(GOAL):
Copy every line that mentions the word "name".

(PROVIDED DATA):
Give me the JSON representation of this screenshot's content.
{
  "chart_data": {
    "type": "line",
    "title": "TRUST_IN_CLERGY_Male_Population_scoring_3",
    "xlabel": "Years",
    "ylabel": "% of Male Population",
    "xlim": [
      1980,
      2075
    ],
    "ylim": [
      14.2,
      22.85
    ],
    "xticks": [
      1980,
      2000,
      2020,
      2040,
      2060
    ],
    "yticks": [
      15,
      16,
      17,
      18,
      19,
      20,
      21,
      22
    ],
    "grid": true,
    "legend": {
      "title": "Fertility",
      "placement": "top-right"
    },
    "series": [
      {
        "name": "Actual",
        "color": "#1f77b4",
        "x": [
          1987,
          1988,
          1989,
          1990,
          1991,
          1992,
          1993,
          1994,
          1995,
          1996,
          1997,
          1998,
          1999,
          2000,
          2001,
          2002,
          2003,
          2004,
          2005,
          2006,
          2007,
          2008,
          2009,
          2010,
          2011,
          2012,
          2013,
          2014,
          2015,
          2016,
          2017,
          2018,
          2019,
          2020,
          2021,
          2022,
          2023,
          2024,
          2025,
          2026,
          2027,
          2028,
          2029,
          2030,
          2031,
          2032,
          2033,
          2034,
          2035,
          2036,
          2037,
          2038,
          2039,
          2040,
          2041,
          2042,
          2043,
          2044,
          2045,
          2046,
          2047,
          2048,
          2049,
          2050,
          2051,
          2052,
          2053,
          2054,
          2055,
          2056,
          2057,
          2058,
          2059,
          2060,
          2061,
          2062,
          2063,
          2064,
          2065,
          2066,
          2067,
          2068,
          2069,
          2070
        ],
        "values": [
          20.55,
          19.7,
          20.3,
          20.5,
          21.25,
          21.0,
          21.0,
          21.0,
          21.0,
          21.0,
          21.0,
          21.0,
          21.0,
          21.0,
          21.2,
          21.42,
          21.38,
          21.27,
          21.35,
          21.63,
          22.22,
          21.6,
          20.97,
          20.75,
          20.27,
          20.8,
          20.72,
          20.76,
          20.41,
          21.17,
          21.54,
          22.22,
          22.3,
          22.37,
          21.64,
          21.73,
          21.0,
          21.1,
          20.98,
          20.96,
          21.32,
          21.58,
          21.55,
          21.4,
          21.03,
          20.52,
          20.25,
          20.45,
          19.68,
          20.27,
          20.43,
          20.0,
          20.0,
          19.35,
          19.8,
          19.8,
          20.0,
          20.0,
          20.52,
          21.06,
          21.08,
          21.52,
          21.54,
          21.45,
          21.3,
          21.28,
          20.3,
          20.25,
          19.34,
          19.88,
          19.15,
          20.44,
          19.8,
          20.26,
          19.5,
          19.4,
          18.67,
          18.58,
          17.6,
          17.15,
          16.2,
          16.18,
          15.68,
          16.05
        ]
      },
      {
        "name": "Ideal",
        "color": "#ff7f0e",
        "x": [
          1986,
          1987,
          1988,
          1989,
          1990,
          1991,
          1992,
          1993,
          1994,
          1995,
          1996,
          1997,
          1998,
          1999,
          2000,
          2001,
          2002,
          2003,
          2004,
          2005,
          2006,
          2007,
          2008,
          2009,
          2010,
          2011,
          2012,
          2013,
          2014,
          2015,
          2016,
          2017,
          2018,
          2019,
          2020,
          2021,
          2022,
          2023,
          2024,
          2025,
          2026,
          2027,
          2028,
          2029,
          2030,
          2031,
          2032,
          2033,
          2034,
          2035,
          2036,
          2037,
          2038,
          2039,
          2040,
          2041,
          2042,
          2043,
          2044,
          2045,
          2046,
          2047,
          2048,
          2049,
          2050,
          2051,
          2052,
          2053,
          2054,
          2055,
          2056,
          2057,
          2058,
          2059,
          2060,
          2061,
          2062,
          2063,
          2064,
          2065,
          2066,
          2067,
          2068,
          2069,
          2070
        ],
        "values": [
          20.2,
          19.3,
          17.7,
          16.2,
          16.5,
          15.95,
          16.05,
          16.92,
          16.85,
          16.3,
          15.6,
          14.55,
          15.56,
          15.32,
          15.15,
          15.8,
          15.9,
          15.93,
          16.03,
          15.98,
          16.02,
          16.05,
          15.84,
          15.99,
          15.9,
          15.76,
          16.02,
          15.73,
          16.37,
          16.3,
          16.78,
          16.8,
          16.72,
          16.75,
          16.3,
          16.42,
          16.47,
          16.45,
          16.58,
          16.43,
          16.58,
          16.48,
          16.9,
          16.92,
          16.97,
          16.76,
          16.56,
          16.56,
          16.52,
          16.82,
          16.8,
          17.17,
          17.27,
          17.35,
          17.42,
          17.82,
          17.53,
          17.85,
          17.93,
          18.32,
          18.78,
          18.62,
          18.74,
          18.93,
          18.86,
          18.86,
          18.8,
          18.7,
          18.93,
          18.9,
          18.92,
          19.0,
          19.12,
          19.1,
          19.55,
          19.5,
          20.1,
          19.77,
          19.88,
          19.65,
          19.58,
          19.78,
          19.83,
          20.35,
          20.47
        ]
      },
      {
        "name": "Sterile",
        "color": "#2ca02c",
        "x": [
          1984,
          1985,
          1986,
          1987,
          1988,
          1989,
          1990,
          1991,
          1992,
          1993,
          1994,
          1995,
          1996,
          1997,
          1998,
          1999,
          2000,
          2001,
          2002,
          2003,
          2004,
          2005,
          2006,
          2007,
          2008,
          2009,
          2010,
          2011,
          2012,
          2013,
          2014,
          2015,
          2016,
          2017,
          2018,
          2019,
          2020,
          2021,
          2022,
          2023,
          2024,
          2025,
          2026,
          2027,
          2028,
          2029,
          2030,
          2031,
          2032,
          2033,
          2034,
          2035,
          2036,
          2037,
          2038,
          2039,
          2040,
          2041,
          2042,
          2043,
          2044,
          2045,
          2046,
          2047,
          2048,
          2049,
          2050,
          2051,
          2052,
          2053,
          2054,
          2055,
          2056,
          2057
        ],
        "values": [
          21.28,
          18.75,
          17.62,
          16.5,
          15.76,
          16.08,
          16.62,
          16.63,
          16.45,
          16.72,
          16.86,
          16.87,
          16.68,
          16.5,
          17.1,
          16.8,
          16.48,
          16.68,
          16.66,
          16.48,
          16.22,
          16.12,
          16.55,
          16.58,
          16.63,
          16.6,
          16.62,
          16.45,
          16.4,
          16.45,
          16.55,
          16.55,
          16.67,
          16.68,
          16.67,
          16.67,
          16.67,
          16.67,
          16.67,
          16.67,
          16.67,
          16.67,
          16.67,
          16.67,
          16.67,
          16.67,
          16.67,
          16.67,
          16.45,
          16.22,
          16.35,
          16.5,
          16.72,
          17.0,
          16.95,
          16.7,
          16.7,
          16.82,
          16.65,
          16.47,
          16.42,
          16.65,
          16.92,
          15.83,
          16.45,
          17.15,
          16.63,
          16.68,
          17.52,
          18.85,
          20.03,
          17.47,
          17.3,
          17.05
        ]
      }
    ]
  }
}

(FINISHED TASK):
        "name": "Actual",
        "name": "Ideal",
        "name": "Sterile",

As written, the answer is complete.